**Direction**
Write out each line of the records as a numbered list, skipping any blank lines.
** Begin Available data **
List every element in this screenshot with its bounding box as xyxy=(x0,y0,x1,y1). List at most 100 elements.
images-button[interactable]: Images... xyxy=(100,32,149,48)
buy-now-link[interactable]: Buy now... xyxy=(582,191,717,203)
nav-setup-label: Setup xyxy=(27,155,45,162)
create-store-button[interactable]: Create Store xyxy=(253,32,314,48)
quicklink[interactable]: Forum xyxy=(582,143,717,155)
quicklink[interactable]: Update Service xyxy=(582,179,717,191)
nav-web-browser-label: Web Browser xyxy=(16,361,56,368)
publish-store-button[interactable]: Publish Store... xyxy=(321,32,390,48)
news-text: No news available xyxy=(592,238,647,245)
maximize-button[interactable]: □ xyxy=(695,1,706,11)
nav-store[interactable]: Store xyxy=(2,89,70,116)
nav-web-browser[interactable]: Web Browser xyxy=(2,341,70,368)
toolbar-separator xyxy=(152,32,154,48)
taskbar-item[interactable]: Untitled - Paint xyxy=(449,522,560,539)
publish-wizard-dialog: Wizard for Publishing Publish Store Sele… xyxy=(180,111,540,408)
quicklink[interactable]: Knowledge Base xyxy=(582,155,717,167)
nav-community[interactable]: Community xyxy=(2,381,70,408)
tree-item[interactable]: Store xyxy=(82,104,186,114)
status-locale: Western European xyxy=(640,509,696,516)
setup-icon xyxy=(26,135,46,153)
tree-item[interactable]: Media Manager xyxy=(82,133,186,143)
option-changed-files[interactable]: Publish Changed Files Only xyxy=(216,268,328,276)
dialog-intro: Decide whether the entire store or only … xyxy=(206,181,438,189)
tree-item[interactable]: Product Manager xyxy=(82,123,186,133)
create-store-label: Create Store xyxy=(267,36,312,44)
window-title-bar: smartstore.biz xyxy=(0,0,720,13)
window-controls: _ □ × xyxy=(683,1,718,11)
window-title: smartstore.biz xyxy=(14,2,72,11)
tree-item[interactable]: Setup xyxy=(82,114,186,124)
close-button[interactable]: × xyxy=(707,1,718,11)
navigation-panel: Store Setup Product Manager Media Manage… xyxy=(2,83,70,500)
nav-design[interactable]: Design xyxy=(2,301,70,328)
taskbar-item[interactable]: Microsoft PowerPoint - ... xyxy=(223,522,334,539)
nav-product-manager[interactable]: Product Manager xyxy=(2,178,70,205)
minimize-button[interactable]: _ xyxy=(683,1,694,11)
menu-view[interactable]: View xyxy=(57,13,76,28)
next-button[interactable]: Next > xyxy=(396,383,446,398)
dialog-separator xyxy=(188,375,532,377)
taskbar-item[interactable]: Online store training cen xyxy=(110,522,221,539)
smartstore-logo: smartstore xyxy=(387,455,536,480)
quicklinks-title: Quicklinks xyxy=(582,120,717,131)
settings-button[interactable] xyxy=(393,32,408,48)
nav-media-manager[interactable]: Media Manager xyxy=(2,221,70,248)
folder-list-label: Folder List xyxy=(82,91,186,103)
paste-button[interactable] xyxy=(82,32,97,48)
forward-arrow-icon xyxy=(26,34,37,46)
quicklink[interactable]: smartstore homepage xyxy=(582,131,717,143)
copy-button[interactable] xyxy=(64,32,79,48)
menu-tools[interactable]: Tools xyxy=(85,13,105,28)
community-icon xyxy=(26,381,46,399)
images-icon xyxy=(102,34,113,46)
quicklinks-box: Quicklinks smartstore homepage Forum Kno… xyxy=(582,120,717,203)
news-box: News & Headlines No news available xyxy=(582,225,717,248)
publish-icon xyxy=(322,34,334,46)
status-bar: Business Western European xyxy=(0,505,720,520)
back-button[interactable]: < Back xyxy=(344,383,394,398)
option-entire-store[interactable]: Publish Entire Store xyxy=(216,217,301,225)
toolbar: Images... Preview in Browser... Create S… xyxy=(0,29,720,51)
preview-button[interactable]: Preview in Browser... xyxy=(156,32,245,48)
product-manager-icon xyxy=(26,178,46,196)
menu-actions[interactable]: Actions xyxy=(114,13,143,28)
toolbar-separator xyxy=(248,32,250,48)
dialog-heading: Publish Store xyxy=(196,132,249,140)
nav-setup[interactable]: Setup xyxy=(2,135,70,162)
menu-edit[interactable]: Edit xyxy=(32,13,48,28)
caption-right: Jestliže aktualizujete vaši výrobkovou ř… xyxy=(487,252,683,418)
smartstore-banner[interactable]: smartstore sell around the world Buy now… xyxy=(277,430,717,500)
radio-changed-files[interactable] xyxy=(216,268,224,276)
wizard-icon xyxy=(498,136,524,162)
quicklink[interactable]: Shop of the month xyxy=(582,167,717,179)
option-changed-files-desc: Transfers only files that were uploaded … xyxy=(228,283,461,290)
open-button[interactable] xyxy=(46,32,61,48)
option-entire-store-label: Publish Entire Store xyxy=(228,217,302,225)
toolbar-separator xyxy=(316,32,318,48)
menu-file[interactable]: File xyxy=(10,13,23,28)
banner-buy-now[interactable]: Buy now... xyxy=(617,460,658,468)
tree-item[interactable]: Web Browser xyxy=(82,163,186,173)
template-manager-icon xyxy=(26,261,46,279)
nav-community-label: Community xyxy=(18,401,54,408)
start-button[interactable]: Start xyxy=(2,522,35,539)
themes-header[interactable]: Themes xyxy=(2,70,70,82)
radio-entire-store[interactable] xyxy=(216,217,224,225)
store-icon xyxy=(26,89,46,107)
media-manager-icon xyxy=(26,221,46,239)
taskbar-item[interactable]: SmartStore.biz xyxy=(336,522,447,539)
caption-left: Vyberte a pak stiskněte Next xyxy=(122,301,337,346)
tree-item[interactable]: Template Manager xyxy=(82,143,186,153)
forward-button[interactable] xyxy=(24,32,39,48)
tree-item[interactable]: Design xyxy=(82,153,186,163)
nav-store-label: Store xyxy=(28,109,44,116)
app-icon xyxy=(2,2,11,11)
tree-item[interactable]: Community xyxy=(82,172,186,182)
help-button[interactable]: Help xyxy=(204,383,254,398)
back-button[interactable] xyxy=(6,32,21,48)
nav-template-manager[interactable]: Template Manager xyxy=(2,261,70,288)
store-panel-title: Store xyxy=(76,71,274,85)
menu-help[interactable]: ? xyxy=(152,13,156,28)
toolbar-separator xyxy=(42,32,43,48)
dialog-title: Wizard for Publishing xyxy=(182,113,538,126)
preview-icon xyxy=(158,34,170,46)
** End Available data **
**Task output**
1. List every element in this screenshot with its bounding box as xyxy=(x0,y0,x1,y1). List at most 100 elements.
2. images-button[interactable]: Images... xyxy=(100,32,149,48)
3. buy-now-link[interactable]: Buy now... xyxy=(582,191,717,203)
4. nav-setup-label: Setup xyxy=(27,155,45,162)
5. create-store-button[interactable]: Create Store xyxy=(253,32,314,48)
6. quicklink[interactable]: Forum xyxy=(582,143,717,155)
7. quicklink[interactable]: Update Service xyxy=(582,179,717,191)
8. nav-web-browser-label: Web Browser xyxy=(16,361,56,368)
9. publish-store-button[interactable]: Publish Store... xyxy=(321,32,390,48)
10. news-text: No news available xyxy=(592,238,647,245)
11. maximize-button[interactable]: □ xyxy=(695,1,706,11)
12. nav-store[interactable]: Store xyxy=(2,89,70,116)
13. nav-web-browser[interactable]: Web Browser xyxy=(2,341,70,368)
14. toolbar-separator xyxy=(152,32,154,48)
15. taskbar-item[interactable]: Untitled - Paint xyxy=(449,522,560,539)
16. publish-wizard-dialog: Wizard for Publishing Publish Store Sele… xyxy=(180,111,540,408)
17. quicklink[interactable]: Knowledge Base xyxy=(582,155,717,167)
18. nav-community[interactable]: Community xyxy=(2,381,70,408)
19. tree-item[interactable]: Store xyxy=(82,104,186,114)
20. status-locale: Western European xyxy=(640,509,696,516)
21. setup-icon xyxy=(26,135,46,153)
22. tree-item[interactable]: Media Manager xyxy=(82,133,186,143)
23. option-changed-files[interactable]: Publish Changed Files Only xyxy=(216,268,328,276)
24. dialog-intro: Decide whether the entire store or only … xyxy=(206,181,438,189)
25. tree-item[interactable]: Product Manager xyxy=(82,123,186,133)
26. create-store-label: Create Store xyxy=(267,36,312,44)
27. window-title-bar: smartstore.biz xyxy=(0,0,720,13)
28. window-controls: _ □ × xyxy=(683,1,718,11)
29. window-title: smartstore.biz xyxy=(14,2,72,11)
30. tree-item[interactable]: Setup xyxy=(82,114,186,124)
31. close-button[interactable]: × xyxy=(707,1,718,11)
32. navigation-panel: Store Setup Product Manager Media Manage… xyxy=(2,83,70,500)
33. nav-design[interactable]: Design xyxy=(2,301,70,328)
34. taskbar-item[interactable]: Microsoft PowerPoint - ... xyxy=(223,522,334,539)
35. nav-product-manager[interactable]: Product Manager xyxy=(2,178,70,205)
36. minimize-button[interactable]: _ xyxy=(683,1,694,11)
37. menu-view[interactable]: View xyxy=(57,13,76,28)
38. next-button[interactable]: Next > xyxy=(396,383,446,398)
39. dialog-separator xyxy=(188,375,532,377)
40. taskbar-item[interactable]: Online store training cen xyxy=(110,522,221,539)
41. smartstore-logo: smartstore xyxy=(387,455,536,480)
42. quicklinks-title: Quicklinks xyxy=(582,120,717,131)
43. settings-button[interactable] xyxy=(393,32,408,48)
44. nav-media-manager[interactable]: Media Manager xyxy=(2,221,70,248)
45. folder-list-label: Folder List xyxy=(82,91,186,103)
46. paste-button[interactable] xyxy=(82,32,97,48)
47. forward-arrow-icon xyxy=(26,34,37,46)
48. quicklink[interactable]: smartstore homepage xyxy=(582,131,717,143)
49. copy-button[interactable] xyxy=(64,32,79,48)
50. menu-tools[interactable]: Tools xyxy=(85,13,105,28)
51. community-icon xyxy=(26,381,46,399)
52. images-icon xyxy=(102,34,113,46)
53. quicklinks-box: Quicklinks smartstore homepage Forum Kno… xyxy=(582,120,717,203)
54. news-box: News & Headlines No news available xyxy=(582,225,717,248)
55. publish-icon xyxy=(322,34,334,46)
56. status-bar: Business Western European xyxy=(0,505,720,520)
57. back-button[interactable]: < Back xyxy=(344,383,394,398)
58. option-entire-store[interactable]: Publish Entire Store xyxy=(216,217,301,225)
59. toolbar: Images... Preview in Browser... Create S… xyxy=(0,29,720,51)
60. preview-button[interactable]: Preview in Browser... xyxy=(156,32,245,48)
61. product-manager-icon xyxy=(26,178,46,196)
62. menu-actions[interactable]: Actions xyxy=(114,13,143,28)
63. toolbar-separator xyxy=(248,32,250,48)
64. dialog-heading: Publish Store xyxy=(196,132,249,140)
65. nav-setup[interactable]: Setup xyxy=(2,135,70,162)
66. menu-edit[interactable]: Edit xyxy=(32,13,48,28)
67. caption-right: Jestliže aktualizujete vaši výrobkovou ř… xyxy=(487,252,683,418)
68. smartstore-banner[interactable]: smartstore sell around the world Buy now… xyxy=(277,430,717,500)
69. radio-changed-files[interactable] xyxy=(216,268,224,276)
70. wizard-icon xyxy=(498,136,524,162)
71. quicklink[interactable]: Shop of the month xyxy=(582,167,717,179)
72. option-changed-files-desc: Transfers only files that were uploaded … xyxy=(228,283,461,290)
73. open-button[interactable] xyxy=(46,32,61,48)
74. option-entire-store-label: Publish Entire Store xyxy=(228,217,302,225)
75. toolbar-separator xyxy=(316,32,318,48)
76. menu-file[interactable]: File xyxy=(10,13,23,28)
77. banner-buy-now[interactable]: Buy now... xyxy=(617,460,658,468)
78. tree-item[interactable]: Web Browser xyxy=(82,163,186,173)
79. template-manager-icon xyxy=(26,261,46,279)
80. nav-community-label: Community xyxy=(18,401,54,408)
81. start-button[interactable]: Start xyxy=(2,522,35,539)
82. themes-header[interactable]: Themes xyxy=(2,70,70,82)
83. radio-entire-store[interactable] xyxy=(216,217,224,225)
84. store-icon xyxy=(26,89,46,107)
85. media-manager-icon xyxy=(26,221,46,239)
86. taskbar-item[interactable]: SmartStore.biz xyxy=(336,522,447,539)
87. caption-left: Vyberte a pak stiskněte Next xyxy=(122,301,337,346)
88. tree-item[interactable]: Template Manager xyxy=(82,143,186,153)
89. forward-button[interactable] xyxy=(24,32,39,48)
90. tree-item[interactable]: Design xyxy=(82,153,186,163)
91. nav-store-label: Store xyxy=(28,109,44,116)
92. app-icon xyxy=(2,2,11,11)
93. tree-item[interactable]: Community xyxy=(82,172,186,182)
94. help-button[interactable]: Help xyxy=(204,383,254,398)
95. back-button[interactable] xyxy=(6,32,21,48)
96. nav-template-manager[interactable]: Template Manager xyxy=(2,261,70,288)
97. store-panel-title: Store xyxy=(76,71,274,85)
98. menu-help[interactable]: ? xyxy=(152,13,156,28)
99. toolbar-separator xyxy=(42,32,43,48)
100. dialog-title: Wizard for Publishing xyxy=(182,113,538,126)
101. preview-icon xyxy=(158,34,170,46)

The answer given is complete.